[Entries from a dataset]
========

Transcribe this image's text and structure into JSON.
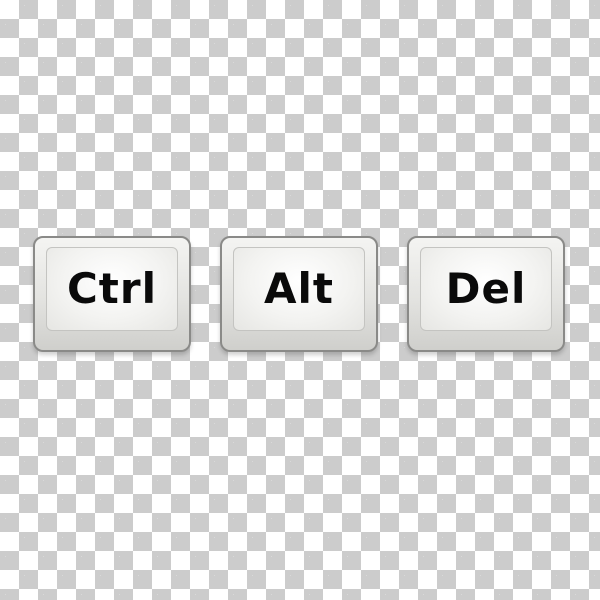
{
  "keys": [
    {
      "label": "Ctrl"
    },
    {
      "label": "Alt"
    },
    {
      "label": "Del"
    }
  ],
  "colors": {
    "checker_light": "#ffffff",
    "checker_dark": "#cccccc",
    "key_border": "#8a8a88",
    "key_label": "#0a0a0a"
  }
}
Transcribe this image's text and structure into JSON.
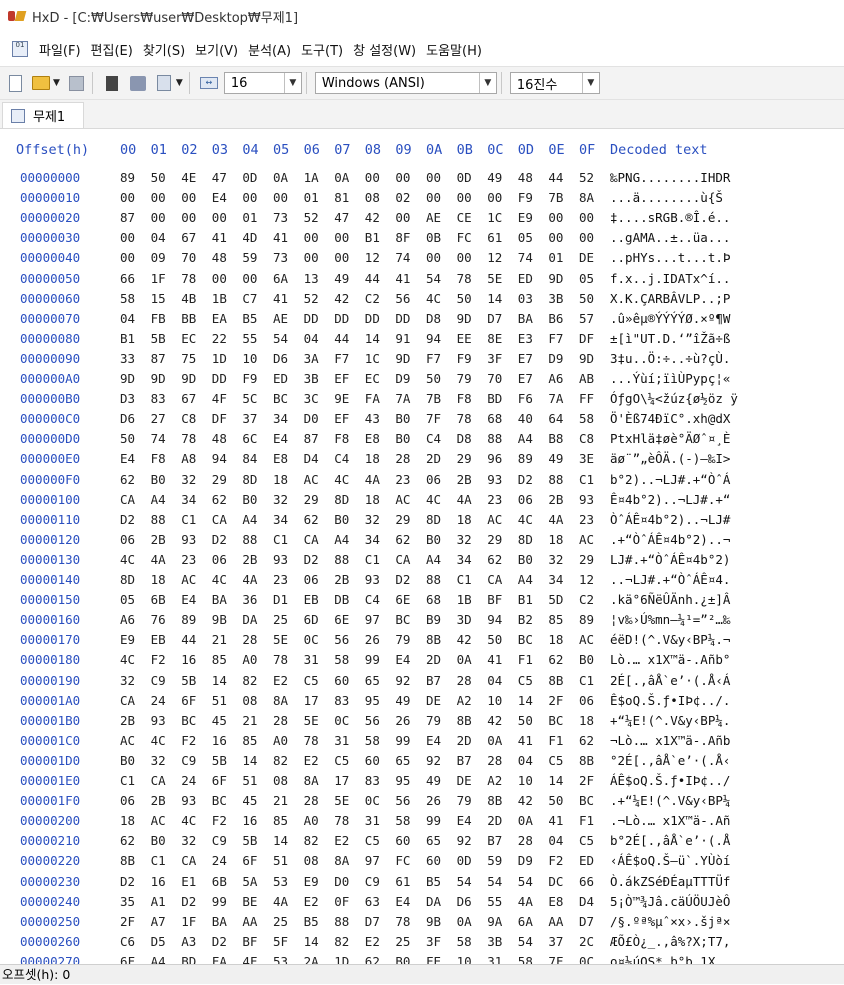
{
  "window": {
    "title": "HxD - [C:₩Users₩user₩Desktop₩무제1]"
  },
  "menu": [
    "파일(F)",
    "편집(E)",
    "찾기(S)",
    "보기(V)",
    "분석(A)",
    "도구(T)",
    "창 설정(W)",
    "도움말(H)"
  ],
  "toolbar": {
    "bytes_per_row": "16",
    "charset": "Windows (ANSI)",
    "offset_base": "16진수"
  },
  "tab": {
    "label": "무제1"
  },
  "header": {
    "offset": "Offset(h)",
    "columns": [
      "00",
      "01",
      "02",
      "03",
      "04",
      "05",
      "06",
      "07",
      "08",
      "09",
      "0A",
      "0B",
      "0C",
      "0D",
      "0E",
      "0F"
    ],
    "decoded": "Decoded text"
  },
  "rows": [
    {
      "offset": "00000000",
      "hex": "89 50 4E 47 0D 0A 1A 0A 00 00 00 0D 49 48 44 52",
      "text": "‰PNG........IHDR"
    },
    {
      "offset": "00000010",
      "hex": "00 00 00 E4 00 00 01 81 08 02 00 00 00 F9 7B 8A",
      "text": "...ä........ù{Š"
    },
    {
      "offset": "00000020",
      "hex": "87 00 00 00 01 73 52 47 42 00 AE CE 1C E9 00 00",
      "text": "‡....sRGB.®Î.é.."
    },
    {
      "offset": "00000030",
      "hex": "00 04 67 41 4D 41 00 00 B1 8F 0B FC 61 05 00 00",
      "text": "..gAMA..±..üa..."
    },
    {
      "offset": "00000040",
      "hex": "00 09 70 48 59 73 00 00 12 74 00 00 12 74 01 DE",
      "text": "..pHYs...t...t.Þ"
    },
    {
      "offset": "00000050",
      "hex": "66 1F 78 00 00 6A 13 49 44 41 54 78 5E ED 9D 05",
      "text": "f.x..j.IDATx^í.."
    },
    {
      "offset": "00000060",
      "hex": "58 15 4B 1B C7 41 52 42 C2 56 4C 50 14 03 3B 50",
      "text": "X.K.ÇARBÂVLP..;P"
    },
    {
      "offset": "00000070",
      "hex": "04 FB BB EA B5 AE DD DD DD DD D8 9D D7 BA B6 57",
      "text": ".û»êµ®ÝÝÝÝØ.×º¶W"
    },
    {
      "offset": "00000080",
      "hex": "B1 5B EC 22 55 54 04 44 14 91 94 EE 8E E3 F7 DF",
      "text": "±[ì\"UT.D.‘”îŽã÷ß"
    },
    {
      "offset": "00000090",
      "hex": "33 87 75 1D 10 D6 3A F7 1C 9D F7 F9 3F E7 D9 9D",
      "text": "3‡u..Ö:÷..÷ù?çÙ."
    },
    {
      "offset": "000000A0",
      "hex": "9D 9D 9D DD F9 ED 3B EF EC D9 50 79 70 E7 A6 AB",
      "text": "...Ýùí;ïìÙPypç¦«"
    },
    {
      "offset": "000000B0",
      "hex": "D3 83 67 4F 5C BC 3C 9E FA 7A 7B F8 BD F6 7A FF",
      "text": "ÓƒgO\\¼<žúz{ø½öz ÿ"
    },
    {
      "offset": "000000C0",
      "hex": "D6 27 C8 DF 37 34 D0 EF 43 B0 7F 78 68 40 64 58",
      "text": "Ö'Èß74ÐïC°.xh@dX"
    },
    {
      "offset": "000000D0",
      "hex": "50 74 78 48 6C E4 87 F8 E8 B0 C4 D8 88 A4 B8 C8",
      "text": "PtxHlä‡øè°ÄØˆ¤¸È"
    },
    {
      "offset": "000000E0",
      "hex": "E4 F8 A8 94 84 E8 D4 C4 18 28 2D 29 96 89 49 3E",
      "text": "äø¨”„èÔÄ.(-)–‰I>"
    },
    {
      "offset": "000000F0",
      "hex": "62 B0 32 29 8D 18 AC 4C 4A 23 06 2B 93 D2 88 C1",
      "text": "b°2)..¬LJ#.+“ÒˆÁ"
    },
    {
      "offset": "00000100",
      "hex": "CA A4 34 62 B0 32 29 8D 18 AC 4C 4A 23 06 2B 93",
      "text": "Ê¤4b°2)..¬LJ#.+“"
    },
    {
      "offset": "00000110",
      "hex": "D2 88 C1 CA A4 34 62 B0 32 29 8D 18 AC 4C 4A 23",
      "text": "ÒˆÁÊ¤4b°2)..¬LJ#"
    },
    {
      "offset": "00000120",
      "hex": "06 2B 93 D2 88 C1 CA A4 34 62 B0 32 29 8D 18 AC",
      "text": ".+“ÒˆÁÊ¤4b°2)..¬"
    },
    {
      "offset": "00000130",
      "hex": "4C 4A 23 06 2B 93 D2 88 C1 CA A4 34 62 B0 32 29",
      "text": "LJ#.+“ÒˆÁÊ¤4b°2)"
    },
    {
      "offset": "00000140",
      "hex": "8D 18 AC 4C 4A 23 06 2B 93 D2 88 C1 CA A4 34 12",
      "text": "..¬LJ#.+“ÒˆÁÊ¤4."
    },
    {
      "offset": "00000150",
      "hex": "05 6B E4 BA 36 D1 EB DB C4 6E 68 1B BF B1 5D C2",
      "text": ".kä°6ÑëÛÄnh.¿±]Â"
    },
    {
      "offset": "00000160",
      "hex": "A6 76 89 9B DA 25 6D 6E 97 BC B9 3D 94 B2 85 89",
      "text": "¦v‰›Ú%mn—¼¹=”²…‰"
    },
    {
      "offset": "00000170",
      "hex": "E9 EB 44 21 28 5E 0C 56 26 79 8B 42 50 BC 18 AC",
      "text": "éëD!(^.V&y‹BP¼.¬"
    },
    {
      "offset": "00000180",
      "hex": "4C F2 16 85 A0 78 31 58 99 E4 2D 0A 41 F1 62 B0",
      "text": "Lò.… x1X™ä-.Añb°"
    },
    {
      "offset": "00000190",
      "hex": "32 C9 5B 14 82 E2 C5 60 65 92 B7 28 04 C5 8B C1",
      "text": "2É[.‚âÅ`e’·(.Å‹Á"
    },
    {
      "offset": "000001A0",
      "hex": "CA 24 6F 51 08 8A 17 83 95 49 DE A2 10 14 2F 06",
      "text": "Ê$oQ.Š.ƒ•IÞ¢../."
    },
    {
      "offset": "000001B0",
      "hex": "2B 93 BC 45 21 28 5E 0C 56 26 79 8B 42 50 BC 18",
      "text": "+“¼E!(^.V&y‹BP¼."
    },
    {
      "offset": "000001C0",
      "hex": "AC 4C F2 16 85 A0 78 31 58 99 E4 2D 0A 41 F1 62",
      "text": "¬Lò.… x1X™ä-.Añb"
    },
    {
      "offset": "000001D0",
      "hex": "B0 32 C9 5B 14 82 E2 C5 60 65 92 B7 28 04 C5 8B",
      "text": "°2É[.‚âÅ`e’·(.Å‹"
    },
    {
      "offset": "000001E0",
      "hex": "C1 CA 24 6F 51 08 8A 17 83 95 49 DE A2 10 14 2F",
      "text": "ÁÊ$oQ.Š.ƒ•IÞ¢../"
    },
    {
      "offset": "000001F0",
      "hex": "06 2B 93 BC 45 21 28 5E 0C 56 26 79 8B 42 50 BC",
      "text": ".+“¼E!(^.V&y‹BP¼"
    },
    {
      "offset": "00000200",
      "hex": "18 AC 4C F2 16 85 A0 78 31 58 99 E4 2D 0A 41 F1",
      "text": ".¬Lò.… x1X™ä-.Añ"
    },
    {
      "offset": "00000210",
      "hex": "62 B0 32 C9 5B 14 82 E2 C5 60 65 92 B7 28 04 C5",
      "text": "b°2É[.‚âÅ`e’·(.Å"
    },
    {
      "offset": "00000220",
      "hex": "8B C1 CA 24 6F 51 08 8A 97 FC 60 0D 59 D9 F2 ED",
      "text": "‹ÁÊ$oQ.Š—ü`.YÙòí"
    },
    {
      "offset": "00000230",
      "hex": "D2 16 E1 6B 5A 53 E9 D0 C9 61 B5 54 54 54 DC 66",
      "text": "Ò.ákZSéÐÉaµTTTÜf"
    },
    {
      "offset": "00000240",
      "hex": "35 A1 D2 99 BE 4A E2 0F 63 E4 DA D6 55 4A E8 D4",
      "text": "5¡Ò™¾Jâ.cäÚÖUJèÔ"
    },
    {
      "offset": "00000250",
      "hex": "2F A7 1F BA AA 25 B5 88 D7 78 9B 0A 9A 6A AA D7",
      "text": "/§.ºª%µˆ×x›.šjª×"
    },
    {
      "offset": "00000260",
      "hex": "C6 D5 A3 D2 BF 5F 14 82 E2 25 3F 58 3B 54 37 2C",
      "text": "ÆÕ£Ò¿_.‚â%?X;T7,"
    },
    {
      "offset": "00000270",
      "hex": "6F A4 BD FA 4F 53 2A 1D 62 B0 FE 10 31 58 7F 0C",
      "text": "o¤½úOS*.b°þ.1X.."
    }
  ],
  "status": {
    "offset_label": "오프셋(h): 0"
  }
}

========

> **Written request**
Count the lines above that contain the word "ÒˆÁÊ", and give only that number.

> **Solution for this exercise**
4